**Recorded information**
-=-=-=-=-

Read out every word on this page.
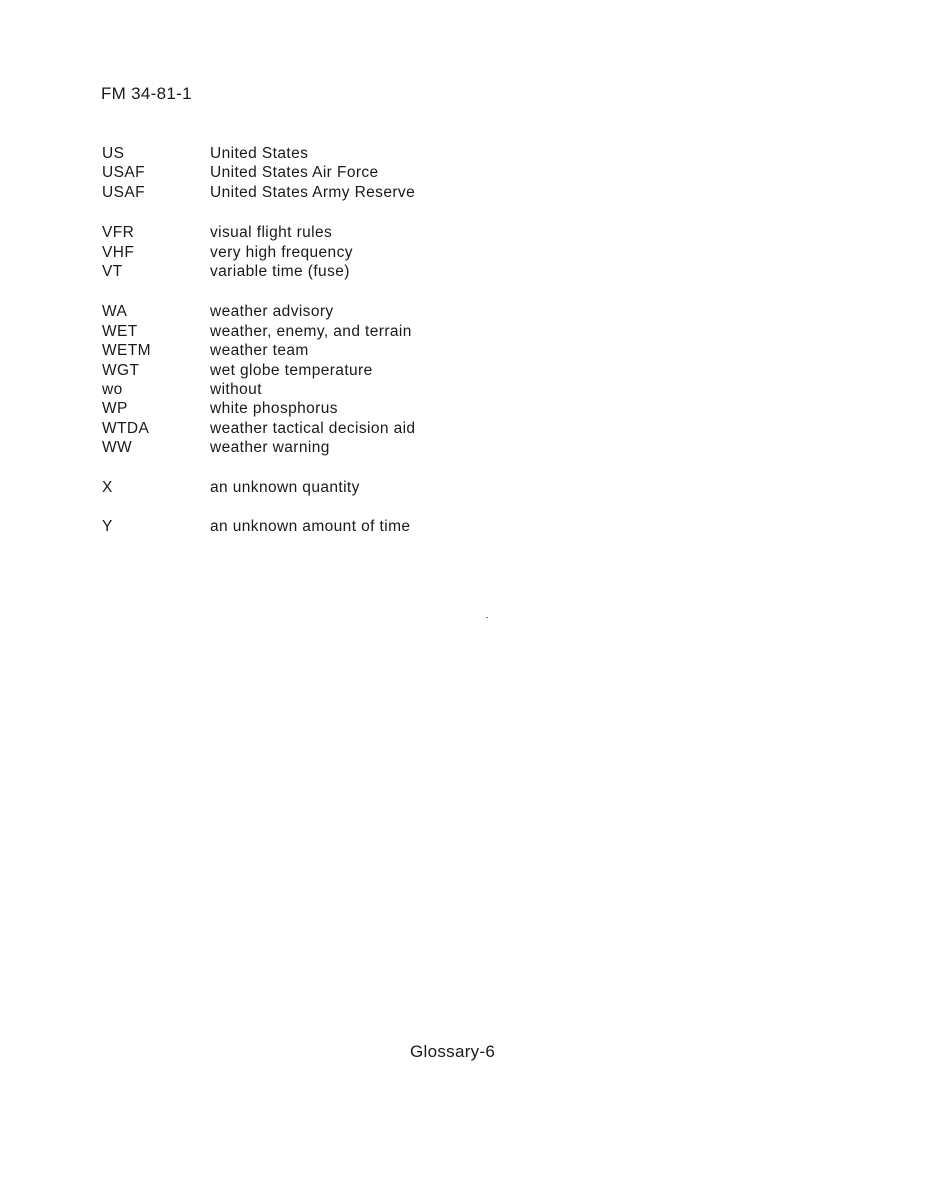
FM 34-81-1
US	United States
USAF	United States Air Force
USAF	United States Army Reserve
VFR	visual flight rules
VHF	very high frequency
VT	variable time (fuse)
WA	weather advisory
WET	weather, enemy, and terrain
WETM	weather team
WGT	wet globe temperature
wo	without
WP	white phosphorus
WTDA	weather tactical decision aid
WW	weather warning
X	an unknown quantity
Y	an unknown amount of time
Glossary-6
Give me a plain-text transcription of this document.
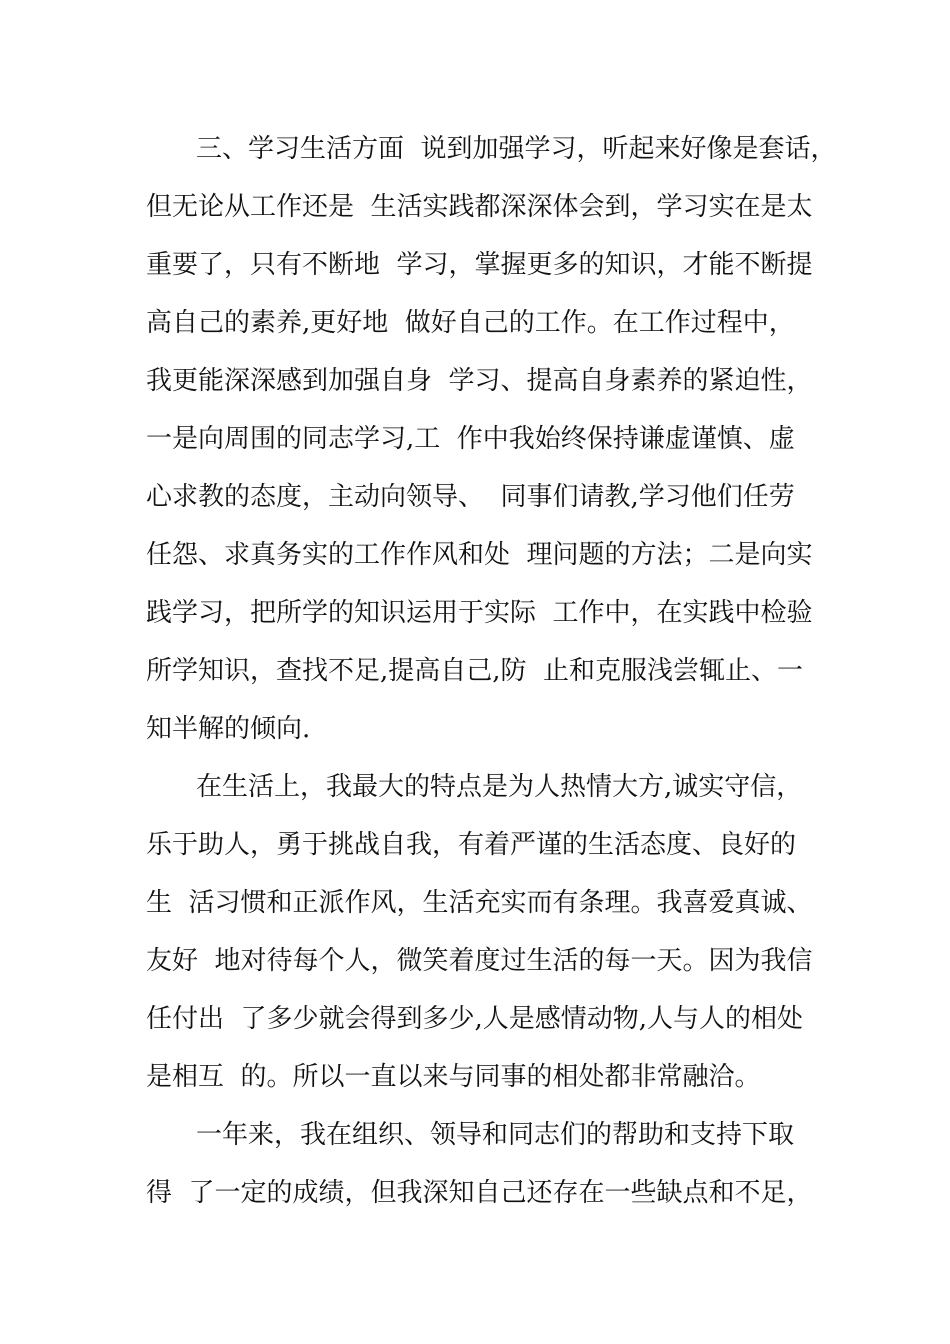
三、学习生活方面  说到加强学习，听起来好像是套话，
但无论从工作还是  生活实践都深深体会到，学习实在是太
重要了，只有不断地  学习，掌握更多的知识，才能不断提
高自己的素养,更好地  做好自己的工作。在工作过程中，
我更能深深感到加强自身  学习、提高自身素养的紧迫性，
一是向周围的同志学习,工  作中我始终保持谦虚谨慎、虚
心求教的态度，主动向领导、  同事们请教,学习他们任劳
任怨、求真务实的工作作风和处  理问题的方法；二是向实
践学习，把所学的知识运用于实际  工作中，在实践中检验
所学知识，查找不足,提高自己,防  止和克服浅尝辄止、一
知半解的倾向.
在生活上，我最大的特点是为人热情大方,诚实守信，
乐于助人，勇于挑战自我，有着严谨的生活态度、良好的
生  活习惯和正派作风，生活充实而有条理。我喜爱真诚、
友好  地对待每个人，微笑着度过生活的每一天。因为我信
任付出  了多少就会得到多少,人是感情动物,人与人的相处
是相互  的。所以一直以来与同事的相处都非常融洽。
一年来，我在组织、领导和同志们的帮助和支持下取
得  了一定的成绩，但我深知自己还存在一些缺点和不足，
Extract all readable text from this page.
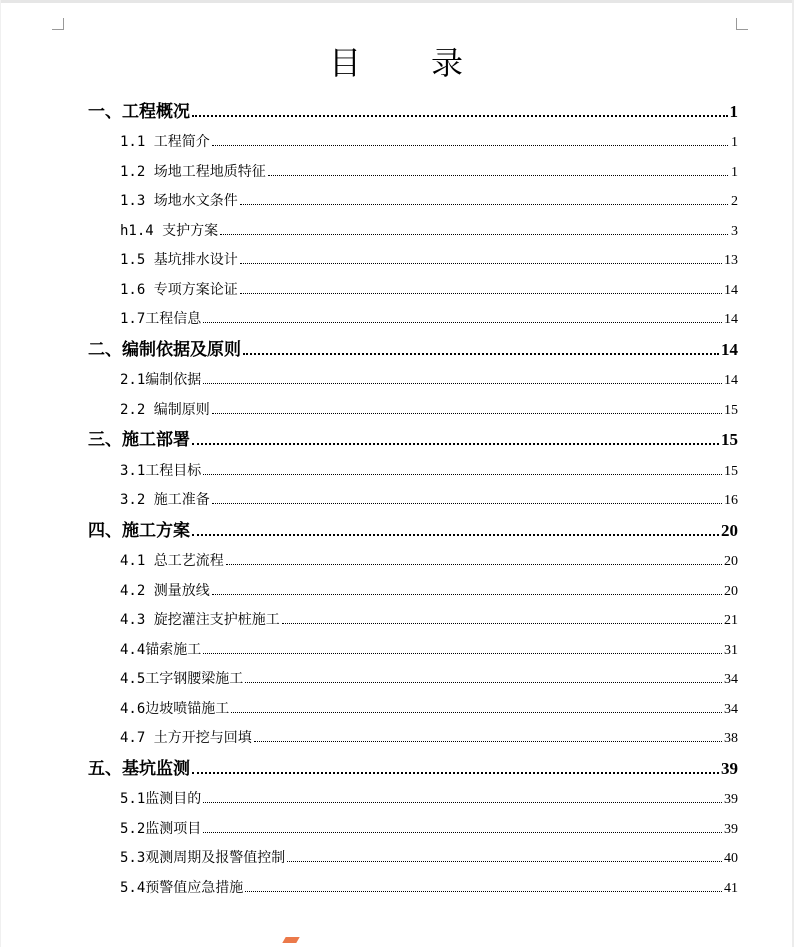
目 录
一、工程概况	1
1.1 工程简介	1
1.2 场地工程地质特征	1
1.3 场地水文条件	2
h1.4 支护方案	3
1.5 基坑排水设计	13
1.6 专项方案论证	14
1.7工程信息	14
二、编制依据及原则	14
2.1编制依据	14
2.2 编制原则	15
三、施工部署	15
3.1工程目标	15
3.2 施工准备	16
四、施工方案	20
4.1 总工艺流程	20
4.2 测量放线	20
4.3 旋挖灌注支护桩施工	21
4.4锚索施工	31
4.5工字钢腰梁施工	34
4.6边坡喷锚施工	34
4.7 土方开挖与回填	38
五、基坑监测	39
5.1监测目的	39
5.2监测项目	39
5.3观测周期及报警值控制	40
5.4预警值应急措施	41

-=-=-=-=-

**Goal**
Retype each record exactly as it stands, but do not include the pictures.

**Result below**
Read out every word on this page.
FM 34-81-1
US	United States
USAF	United States Air Force
USAF	United States Army Reserve
VFR	visual flight rules
VHF	very high frequency
VT	variable time (fuse)
WA	weather advisory
WET	weather, enemy, and terrain
WETM	weather team
WGT	wet globe temperature
wo	without
WP	white phosphorus
WTDA	weather tactical decision aid
WW	weather warning
X	an unknown quantity
Y	an unknown amount of time
Glossary-6
Give me a plain-text transcription of this document.
三、学习生活方面  说到加强学习，听起来好像是套话，
但无论从工作还是  生活实践都深深体会到，学习实在是太
重要了，只有不断地  学习，掌握更多的知识，才能不断提
高自己的素养,更好地  做好自己的工作。在工作过程中，
我更能深深感到加强自身  学习、提高自身素养的紧迫性，
一是向周围的同志学习,工  作中我始终保持谦虚谨慎、虚
心求教的态度，主动向领导、  同事们请教,学习他们任劳
任怨、求真务实的工作作风和处  理问题的方法；二是向实
践学习，把所学的知识运用于实际  工作中，在实践中检验
所学知识，查找不足,提高自己,防  止和克服浅尝辄止、一
知半解的倾向.
在生活上，我最大的特点是为人热情大方,诚实守信，
乐于助人，勇于挑战自我，有着严谨的生活态度、良好的
生  活习惯和正派作风，生活充实而有条理。我喜爱真诚、
友好  地对待每个人，微笑着度过生活的每一天。因为我信
任付出  了多少就会得到多少,人是感情动物,人与人的相处
是相互  的。所以一直以来与同事的相处都非常融洽。
一年来，我在组织、领导和同志们的帮助和支持下取
得  了一定的成绩，但我深知自己还存在一些缺点和不足，
Extract all readable text from this page.
目 录
一、工程概况	1
1.1 工程简介	1
1.2 场地工程地质特征	1
1.3 场地水文条件	2
h1.4 支护方案	3
1.5 基坑排水设计	13
1.6 专项方案论证	14
1.7工程信息	14
二、编制依据及原则	14
2.1编制依据	14
2.2 编制原则	15
三、施工部署	15
3.1工程目标	15
3.2 施工准备	16
四、施工方案	20
4.1 总工艺流程	20
4.2 测量放线	20
4.3 旋挖灌注支护桩施工	21
4.4锚索施工	31
4.5工字钢腰梁施工	34
4.6边坡喷锚施工	34
4.7 土方开挖与回填	38
五、基坑监测	39
5.1监测目的	39
5.2监测项目	39
5.3观测周期及报警值控制	40
5.4预警值应急措施	41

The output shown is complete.